* [What is needed] Which lines have the string "LOPEZ"? Copy all of them from the entries below.

Data records:
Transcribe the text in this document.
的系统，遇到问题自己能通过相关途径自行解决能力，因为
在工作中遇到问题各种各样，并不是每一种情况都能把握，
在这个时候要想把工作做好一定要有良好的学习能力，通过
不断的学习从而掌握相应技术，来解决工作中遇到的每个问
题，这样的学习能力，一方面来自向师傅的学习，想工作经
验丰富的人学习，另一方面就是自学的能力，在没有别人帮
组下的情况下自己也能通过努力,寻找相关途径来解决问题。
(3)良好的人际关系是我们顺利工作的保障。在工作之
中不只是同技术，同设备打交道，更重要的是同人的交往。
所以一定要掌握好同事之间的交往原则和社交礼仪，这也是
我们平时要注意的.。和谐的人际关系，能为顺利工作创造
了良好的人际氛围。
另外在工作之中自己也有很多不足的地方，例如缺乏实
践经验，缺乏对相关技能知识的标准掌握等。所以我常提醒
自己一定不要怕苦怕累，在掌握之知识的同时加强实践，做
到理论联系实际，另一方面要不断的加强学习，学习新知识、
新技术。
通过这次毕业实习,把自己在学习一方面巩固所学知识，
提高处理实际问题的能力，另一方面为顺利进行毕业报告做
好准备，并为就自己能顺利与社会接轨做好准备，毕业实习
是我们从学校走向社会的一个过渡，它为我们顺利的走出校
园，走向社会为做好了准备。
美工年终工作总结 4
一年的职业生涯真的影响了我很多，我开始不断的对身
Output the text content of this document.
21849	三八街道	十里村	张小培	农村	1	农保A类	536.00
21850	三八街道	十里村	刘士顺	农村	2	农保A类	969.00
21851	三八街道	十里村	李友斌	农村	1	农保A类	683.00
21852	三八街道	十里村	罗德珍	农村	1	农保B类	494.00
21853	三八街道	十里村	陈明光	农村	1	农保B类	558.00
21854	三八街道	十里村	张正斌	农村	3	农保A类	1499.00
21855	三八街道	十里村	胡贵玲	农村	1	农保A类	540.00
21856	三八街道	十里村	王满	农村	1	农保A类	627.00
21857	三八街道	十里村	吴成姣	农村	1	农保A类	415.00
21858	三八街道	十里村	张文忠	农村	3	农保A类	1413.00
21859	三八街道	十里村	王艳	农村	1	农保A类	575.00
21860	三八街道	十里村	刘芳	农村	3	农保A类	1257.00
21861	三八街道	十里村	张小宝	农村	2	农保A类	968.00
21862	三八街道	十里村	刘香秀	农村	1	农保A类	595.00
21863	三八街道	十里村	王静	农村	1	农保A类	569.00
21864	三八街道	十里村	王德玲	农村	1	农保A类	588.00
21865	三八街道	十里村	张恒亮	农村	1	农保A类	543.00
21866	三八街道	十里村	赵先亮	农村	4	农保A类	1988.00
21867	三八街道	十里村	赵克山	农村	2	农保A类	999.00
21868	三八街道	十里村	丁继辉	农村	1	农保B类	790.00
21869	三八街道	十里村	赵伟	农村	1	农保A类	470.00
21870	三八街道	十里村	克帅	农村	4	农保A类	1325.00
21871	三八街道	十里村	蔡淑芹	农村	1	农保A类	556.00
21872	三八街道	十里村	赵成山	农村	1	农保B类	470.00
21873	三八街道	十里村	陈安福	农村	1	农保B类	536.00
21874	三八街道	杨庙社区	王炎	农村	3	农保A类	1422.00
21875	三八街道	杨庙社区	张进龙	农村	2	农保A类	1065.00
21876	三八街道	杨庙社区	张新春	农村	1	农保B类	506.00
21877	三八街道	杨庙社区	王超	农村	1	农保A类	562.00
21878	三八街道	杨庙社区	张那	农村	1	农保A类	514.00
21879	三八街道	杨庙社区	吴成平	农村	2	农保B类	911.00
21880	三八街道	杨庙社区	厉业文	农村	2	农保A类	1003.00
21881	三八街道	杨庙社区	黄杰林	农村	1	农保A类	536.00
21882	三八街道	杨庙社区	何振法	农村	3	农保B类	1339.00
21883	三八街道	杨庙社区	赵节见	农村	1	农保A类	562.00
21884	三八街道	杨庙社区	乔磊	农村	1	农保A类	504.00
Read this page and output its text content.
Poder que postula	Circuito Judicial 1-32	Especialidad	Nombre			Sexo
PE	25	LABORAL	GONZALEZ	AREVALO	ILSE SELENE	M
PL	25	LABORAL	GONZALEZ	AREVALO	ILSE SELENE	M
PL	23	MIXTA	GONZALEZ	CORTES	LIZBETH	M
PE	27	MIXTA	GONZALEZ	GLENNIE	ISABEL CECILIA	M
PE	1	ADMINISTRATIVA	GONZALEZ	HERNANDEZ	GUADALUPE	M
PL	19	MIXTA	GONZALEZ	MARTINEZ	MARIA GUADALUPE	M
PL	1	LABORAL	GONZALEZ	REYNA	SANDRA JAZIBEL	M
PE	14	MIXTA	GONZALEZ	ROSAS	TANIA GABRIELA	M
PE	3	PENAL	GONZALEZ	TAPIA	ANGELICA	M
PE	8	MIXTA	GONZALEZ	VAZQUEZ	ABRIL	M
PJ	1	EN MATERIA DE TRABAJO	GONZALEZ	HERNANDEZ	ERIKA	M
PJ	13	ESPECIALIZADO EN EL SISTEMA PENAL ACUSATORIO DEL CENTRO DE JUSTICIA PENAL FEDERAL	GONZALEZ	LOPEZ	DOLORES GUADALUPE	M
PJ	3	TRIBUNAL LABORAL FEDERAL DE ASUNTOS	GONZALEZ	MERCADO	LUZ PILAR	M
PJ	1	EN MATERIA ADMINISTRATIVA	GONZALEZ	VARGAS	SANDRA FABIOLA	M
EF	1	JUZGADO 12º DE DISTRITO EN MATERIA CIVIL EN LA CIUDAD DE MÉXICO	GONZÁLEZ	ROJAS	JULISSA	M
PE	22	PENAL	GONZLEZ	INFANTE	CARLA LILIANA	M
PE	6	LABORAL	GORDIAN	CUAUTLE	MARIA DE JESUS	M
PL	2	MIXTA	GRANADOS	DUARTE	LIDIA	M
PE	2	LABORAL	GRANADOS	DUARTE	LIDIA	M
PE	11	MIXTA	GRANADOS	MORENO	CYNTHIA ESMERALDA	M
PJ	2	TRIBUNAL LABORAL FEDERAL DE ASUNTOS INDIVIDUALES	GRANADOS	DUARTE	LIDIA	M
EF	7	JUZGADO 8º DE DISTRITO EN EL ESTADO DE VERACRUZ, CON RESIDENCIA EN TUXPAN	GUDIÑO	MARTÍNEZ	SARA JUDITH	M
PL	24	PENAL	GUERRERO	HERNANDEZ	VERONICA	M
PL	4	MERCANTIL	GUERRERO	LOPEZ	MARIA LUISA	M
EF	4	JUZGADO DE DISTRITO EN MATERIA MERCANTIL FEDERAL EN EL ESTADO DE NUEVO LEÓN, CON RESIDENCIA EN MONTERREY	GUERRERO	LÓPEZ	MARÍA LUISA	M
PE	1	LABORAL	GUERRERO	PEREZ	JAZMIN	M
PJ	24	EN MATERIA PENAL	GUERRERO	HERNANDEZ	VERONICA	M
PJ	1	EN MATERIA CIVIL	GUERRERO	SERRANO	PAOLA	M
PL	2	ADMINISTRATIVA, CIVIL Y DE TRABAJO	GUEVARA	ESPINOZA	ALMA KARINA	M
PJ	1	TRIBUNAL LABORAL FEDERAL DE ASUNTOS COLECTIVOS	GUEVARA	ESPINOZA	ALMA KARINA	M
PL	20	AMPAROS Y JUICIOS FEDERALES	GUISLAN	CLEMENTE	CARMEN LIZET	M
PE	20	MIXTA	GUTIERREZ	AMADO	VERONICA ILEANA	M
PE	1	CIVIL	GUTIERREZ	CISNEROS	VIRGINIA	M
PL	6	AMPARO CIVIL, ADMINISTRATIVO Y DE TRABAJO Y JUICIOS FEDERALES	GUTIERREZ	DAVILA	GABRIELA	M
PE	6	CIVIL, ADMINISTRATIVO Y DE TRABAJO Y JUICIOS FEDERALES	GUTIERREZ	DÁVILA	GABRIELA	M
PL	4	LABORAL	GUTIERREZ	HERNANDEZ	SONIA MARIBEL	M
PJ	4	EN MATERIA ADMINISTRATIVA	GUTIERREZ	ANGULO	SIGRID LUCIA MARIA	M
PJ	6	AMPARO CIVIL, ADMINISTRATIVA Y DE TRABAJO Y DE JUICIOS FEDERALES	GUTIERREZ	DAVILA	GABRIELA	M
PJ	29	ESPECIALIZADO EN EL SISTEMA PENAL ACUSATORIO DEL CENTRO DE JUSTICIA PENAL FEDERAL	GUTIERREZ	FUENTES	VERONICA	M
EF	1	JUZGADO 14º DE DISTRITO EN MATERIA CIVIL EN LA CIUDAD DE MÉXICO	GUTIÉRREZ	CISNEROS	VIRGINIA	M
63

* [Final answer]
PJ	13	ESPECIALIZADO EN EL SISTEMA PENAL ACUSATORIO DEL CENTRO DE JUSTICIA PENAL FEDERAL	GONZALEZ	LOPEZ	DOLORES GUADALUPE	M
PL	4	MERCANTIL	GUERRERO	LOPEZ	MARIA LUISA	M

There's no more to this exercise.